[Stored data]
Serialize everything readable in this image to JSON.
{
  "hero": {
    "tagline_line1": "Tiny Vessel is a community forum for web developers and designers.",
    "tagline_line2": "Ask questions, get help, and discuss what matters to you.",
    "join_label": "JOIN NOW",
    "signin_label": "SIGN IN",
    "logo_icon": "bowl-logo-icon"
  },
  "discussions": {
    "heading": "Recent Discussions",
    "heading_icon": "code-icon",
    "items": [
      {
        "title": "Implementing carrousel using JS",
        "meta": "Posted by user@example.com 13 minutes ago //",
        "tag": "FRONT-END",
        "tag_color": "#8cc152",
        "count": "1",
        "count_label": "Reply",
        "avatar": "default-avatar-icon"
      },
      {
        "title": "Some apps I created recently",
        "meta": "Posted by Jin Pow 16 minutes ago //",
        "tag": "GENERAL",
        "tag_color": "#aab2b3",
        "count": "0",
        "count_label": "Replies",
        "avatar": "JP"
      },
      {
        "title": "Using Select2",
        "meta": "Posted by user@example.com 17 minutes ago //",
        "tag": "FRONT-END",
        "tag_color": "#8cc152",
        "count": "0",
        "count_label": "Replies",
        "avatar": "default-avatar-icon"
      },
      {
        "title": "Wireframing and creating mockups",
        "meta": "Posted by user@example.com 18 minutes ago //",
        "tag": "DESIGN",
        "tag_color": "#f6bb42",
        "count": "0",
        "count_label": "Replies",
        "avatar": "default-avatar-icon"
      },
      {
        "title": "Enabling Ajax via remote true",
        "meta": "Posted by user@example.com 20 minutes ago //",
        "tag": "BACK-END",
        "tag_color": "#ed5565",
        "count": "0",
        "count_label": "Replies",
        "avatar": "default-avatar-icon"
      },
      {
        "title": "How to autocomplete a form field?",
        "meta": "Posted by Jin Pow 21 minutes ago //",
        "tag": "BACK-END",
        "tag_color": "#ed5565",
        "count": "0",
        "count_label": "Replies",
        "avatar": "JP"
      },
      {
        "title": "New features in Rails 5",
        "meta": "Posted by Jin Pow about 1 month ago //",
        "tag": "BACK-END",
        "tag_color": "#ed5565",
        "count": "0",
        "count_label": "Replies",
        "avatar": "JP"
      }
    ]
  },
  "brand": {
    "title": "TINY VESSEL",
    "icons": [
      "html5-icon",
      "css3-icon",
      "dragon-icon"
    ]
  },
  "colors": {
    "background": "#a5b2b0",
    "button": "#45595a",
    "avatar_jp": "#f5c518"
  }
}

> _TASK TO COMPLETE_:
How many of the listing's lines contain "minutes"? Respond with a single number and nothing else.

> _RESULT_:
6